[START OF EXERCISE DATA]
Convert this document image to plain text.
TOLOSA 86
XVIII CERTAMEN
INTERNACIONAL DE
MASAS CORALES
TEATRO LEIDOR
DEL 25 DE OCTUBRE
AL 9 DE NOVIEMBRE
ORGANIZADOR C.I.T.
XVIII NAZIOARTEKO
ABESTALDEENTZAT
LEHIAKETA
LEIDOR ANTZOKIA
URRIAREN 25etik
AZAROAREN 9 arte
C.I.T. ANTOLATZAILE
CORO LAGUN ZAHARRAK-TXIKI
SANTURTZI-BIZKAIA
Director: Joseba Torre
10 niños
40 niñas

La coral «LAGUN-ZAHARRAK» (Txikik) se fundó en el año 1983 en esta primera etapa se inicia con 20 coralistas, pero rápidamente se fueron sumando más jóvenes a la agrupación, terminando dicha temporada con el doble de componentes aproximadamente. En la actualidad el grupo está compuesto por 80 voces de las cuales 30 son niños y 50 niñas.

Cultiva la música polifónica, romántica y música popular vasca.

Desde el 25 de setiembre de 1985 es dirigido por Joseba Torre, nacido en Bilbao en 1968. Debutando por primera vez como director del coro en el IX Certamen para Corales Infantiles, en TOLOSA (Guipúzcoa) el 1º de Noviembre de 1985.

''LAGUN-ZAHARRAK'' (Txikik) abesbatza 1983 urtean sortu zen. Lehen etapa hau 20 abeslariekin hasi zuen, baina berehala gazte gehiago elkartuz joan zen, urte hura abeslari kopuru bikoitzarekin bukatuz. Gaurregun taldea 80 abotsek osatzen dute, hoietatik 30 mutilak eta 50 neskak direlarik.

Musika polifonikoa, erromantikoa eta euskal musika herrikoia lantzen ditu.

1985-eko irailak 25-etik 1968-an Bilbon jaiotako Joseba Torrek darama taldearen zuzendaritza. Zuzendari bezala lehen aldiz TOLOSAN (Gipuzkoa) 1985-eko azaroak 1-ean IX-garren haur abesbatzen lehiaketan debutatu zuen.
[END OF EXERCISE DATA]
[START OF EXERCISE DATA]
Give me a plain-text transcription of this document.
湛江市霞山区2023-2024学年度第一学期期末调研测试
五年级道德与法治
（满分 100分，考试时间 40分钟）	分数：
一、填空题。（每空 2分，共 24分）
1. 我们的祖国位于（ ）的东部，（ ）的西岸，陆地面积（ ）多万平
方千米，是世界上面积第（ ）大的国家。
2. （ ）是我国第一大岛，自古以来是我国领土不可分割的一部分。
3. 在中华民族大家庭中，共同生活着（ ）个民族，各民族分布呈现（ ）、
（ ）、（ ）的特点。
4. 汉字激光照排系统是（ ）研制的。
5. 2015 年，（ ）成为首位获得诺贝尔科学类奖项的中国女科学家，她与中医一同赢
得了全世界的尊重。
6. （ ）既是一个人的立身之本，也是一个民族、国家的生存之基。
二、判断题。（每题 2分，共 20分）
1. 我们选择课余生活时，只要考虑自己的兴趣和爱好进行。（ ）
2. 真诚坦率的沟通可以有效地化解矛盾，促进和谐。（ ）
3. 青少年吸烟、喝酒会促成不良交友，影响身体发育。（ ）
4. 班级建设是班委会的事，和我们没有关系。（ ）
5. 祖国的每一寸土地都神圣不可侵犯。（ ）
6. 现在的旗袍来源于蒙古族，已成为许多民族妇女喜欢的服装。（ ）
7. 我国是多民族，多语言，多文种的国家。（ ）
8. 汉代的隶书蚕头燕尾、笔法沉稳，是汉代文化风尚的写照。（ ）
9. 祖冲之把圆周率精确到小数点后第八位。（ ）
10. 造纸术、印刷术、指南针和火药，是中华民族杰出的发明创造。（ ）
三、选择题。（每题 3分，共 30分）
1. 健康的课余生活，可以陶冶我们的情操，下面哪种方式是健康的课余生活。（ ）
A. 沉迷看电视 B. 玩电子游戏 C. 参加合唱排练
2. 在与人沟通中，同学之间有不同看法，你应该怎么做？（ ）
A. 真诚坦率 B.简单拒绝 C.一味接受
[END OF EXERCISE DATA]
- WRITTEN PROBLEM -
Search the data for "niñas" and list every line in which it occurs.

- ANSWER TO THE PROBLEM -
40 niñas
La coral «LAGUN-ZAHARRAK» (Txikik) se fundó en el año 1983 en esta primera etapa se inicia con 20 coralistas, pero rápidamente se fueron sumando más jóvenes a la agrupación, terminando dicha temporada con el doble de componentes aproximadamente. En la actualidad el grupo está compuesto por 80 voces de las cuales 30 son niños y 50 niñas.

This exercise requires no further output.